# Instruction
Look through the material and copy each line holding "level".

= = = =

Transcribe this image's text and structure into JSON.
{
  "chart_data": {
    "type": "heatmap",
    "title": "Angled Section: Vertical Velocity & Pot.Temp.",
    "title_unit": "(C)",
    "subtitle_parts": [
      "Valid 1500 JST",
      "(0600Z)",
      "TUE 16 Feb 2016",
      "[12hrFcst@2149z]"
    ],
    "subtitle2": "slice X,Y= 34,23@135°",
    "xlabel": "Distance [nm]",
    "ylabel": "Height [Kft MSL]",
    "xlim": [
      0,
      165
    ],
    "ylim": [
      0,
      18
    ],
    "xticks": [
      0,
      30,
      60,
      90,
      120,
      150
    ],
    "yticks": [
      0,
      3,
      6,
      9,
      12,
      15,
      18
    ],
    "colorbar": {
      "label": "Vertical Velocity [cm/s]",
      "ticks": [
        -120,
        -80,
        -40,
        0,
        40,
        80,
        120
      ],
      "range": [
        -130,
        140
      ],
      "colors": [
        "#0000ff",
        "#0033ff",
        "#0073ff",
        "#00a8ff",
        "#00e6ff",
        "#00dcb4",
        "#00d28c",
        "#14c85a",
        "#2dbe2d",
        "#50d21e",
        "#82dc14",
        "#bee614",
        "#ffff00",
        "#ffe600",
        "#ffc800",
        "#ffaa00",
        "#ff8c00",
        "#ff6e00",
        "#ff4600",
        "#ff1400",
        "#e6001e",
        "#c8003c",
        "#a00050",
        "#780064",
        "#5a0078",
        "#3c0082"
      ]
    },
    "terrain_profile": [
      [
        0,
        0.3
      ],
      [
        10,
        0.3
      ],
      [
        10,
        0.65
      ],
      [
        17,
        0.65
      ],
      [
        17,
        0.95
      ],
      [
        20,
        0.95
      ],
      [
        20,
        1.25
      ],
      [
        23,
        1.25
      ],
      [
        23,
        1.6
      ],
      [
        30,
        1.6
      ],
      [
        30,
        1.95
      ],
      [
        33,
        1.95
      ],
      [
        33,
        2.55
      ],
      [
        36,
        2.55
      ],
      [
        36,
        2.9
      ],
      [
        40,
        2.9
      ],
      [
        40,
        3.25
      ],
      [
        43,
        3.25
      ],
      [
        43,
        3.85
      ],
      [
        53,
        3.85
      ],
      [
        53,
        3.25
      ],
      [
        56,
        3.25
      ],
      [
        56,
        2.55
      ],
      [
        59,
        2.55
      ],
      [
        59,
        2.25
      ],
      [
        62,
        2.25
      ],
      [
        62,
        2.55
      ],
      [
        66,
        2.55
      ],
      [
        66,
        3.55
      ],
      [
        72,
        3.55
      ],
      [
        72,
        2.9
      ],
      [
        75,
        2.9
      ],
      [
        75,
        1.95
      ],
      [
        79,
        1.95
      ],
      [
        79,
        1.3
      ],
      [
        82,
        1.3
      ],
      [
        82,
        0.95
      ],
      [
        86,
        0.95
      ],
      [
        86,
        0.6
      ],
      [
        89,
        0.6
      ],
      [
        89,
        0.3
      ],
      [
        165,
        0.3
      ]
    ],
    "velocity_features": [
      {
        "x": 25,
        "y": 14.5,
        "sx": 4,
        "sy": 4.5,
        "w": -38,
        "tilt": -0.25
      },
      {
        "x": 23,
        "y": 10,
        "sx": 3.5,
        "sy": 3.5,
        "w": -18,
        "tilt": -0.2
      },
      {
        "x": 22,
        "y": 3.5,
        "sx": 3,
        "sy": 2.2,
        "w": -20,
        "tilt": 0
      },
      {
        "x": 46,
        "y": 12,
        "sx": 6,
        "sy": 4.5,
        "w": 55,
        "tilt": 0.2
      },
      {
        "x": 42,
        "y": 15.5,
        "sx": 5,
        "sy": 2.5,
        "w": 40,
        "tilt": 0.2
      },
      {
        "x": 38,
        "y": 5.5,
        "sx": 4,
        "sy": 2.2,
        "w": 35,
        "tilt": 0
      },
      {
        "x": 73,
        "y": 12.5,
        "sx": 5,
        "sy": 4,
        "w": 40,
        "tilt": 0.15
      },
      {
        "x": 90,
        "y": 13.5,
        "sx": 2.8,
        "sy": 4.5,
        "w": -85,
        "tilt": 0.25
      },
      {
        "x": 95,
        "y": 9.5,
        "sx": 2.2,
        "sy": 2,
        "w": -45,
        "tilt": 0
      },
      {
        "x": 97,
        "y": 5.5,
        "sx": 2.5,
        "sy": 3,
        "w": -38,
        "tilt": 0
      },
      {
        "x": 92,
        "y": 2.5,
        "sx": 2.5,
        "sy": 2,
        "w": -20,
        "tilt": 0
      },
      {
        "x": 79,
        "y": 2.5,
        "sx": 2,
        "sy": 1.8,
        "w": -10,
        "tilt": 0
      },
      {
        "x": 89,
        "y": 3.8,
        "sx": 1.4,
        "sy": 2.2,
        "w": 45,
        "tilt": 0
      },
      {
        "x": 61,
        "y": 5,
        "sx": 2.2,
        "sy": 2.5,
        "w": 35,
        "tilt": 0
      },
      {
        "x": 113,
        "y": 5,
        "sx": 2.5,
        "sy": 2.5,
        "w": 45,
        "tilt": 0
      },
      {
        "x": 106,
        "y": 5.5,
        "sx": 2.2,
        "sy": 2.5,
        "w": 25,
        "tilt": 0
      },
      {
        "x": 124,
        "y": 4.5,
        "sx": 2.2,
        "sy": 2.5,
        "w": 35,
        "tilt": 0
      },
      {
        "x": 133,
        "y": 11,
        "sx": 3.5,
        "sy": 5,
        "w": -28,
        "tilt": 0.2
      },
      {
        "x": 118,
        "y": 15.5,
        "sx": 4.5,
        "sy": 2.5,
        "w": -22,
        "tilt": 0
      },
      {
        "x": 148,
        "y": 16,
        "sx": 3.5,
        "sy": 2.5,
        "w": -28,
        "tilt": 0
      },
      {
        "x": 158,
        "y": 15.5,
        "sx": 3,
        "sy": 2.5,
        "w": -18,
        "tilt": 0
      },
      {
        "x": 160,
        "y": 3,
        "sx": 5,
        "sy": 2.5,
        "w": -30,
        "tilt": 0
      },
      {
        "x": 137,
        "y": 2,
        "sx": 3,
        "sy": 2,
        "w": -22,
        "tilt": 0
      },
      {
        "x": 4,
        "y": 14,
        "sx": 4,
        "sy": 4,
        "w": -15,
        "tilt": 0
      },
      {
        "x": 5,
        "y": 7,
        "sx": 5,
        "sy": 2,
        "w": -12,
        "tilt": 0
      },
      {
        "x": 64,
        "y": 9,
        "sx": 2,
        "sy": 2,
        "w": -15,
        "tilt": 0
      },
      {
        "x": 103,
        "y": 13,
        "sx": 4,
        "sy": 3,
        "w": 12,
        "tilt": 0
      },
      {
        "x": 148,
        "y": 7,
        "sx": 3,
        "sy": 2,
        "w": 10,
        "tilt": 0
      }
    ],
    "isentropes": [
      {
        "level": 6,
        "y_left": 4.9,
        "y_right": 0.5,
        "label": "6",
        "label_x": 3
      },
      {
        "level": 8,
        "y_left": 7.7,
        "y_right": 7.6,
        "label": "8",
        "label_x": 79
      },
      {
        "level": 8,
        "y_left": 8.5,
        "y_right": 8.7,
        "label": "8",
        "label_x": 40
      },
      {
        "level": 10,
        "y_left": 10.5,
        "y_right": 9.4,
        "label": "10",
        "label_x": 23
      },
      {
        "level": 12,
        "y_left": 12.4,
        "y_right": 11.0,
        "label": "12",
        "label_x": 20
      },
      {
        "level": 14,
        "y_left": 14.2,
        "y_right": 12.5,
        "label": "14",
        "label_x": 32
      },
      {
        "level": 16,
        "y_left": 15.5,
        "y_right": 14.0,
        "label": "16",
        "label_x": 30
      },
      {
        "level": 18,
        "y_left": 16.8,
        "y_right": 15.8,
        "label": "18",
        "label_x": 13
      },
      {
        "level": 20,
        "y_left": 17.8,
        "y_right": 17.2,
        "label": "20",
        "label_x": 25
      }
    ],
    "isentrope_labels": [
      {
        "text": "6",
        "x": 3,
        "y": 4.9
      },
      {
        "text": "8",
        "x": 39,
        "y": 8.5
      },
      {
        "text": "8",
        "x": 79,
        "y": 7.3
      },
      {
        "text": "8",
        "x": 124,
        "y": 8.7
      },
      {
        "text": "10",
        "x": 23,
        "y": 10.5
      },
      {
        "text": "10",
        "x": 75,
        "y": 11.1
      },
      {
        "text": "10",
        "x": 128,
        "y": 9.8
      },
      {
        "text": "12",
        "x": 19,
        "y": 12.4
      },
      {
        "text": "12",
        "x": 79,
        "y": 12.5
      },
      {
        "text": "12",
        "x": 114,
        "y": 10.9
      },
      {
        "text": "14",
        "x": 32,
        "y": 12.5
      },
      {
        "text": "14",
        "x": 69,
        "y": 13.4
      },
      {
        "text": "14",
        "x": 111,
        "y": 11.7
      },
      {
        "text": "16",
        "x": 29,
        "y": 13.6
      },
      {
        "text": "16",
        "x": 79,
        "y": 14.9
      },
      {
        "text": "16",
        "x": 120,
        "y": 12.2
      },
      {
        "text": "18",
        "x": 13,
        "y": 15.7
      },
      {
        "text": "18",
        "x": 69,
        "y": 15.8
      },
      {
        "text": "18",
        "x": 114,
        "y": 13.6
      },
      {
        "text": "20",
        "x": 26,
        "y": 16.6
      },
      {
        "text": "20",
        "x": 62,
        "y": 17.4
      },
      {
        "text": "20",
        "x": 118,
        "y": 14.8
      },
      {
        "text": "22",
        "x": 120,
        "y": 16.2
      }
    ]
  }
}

= = = =

# Worked answer
        "level": 6,
        "level": 8,
        "level": 8,
        "level": 10,
        "level": 12,
        "level": 14,
        "level": 16,
        "level": 18,
        "level": 20,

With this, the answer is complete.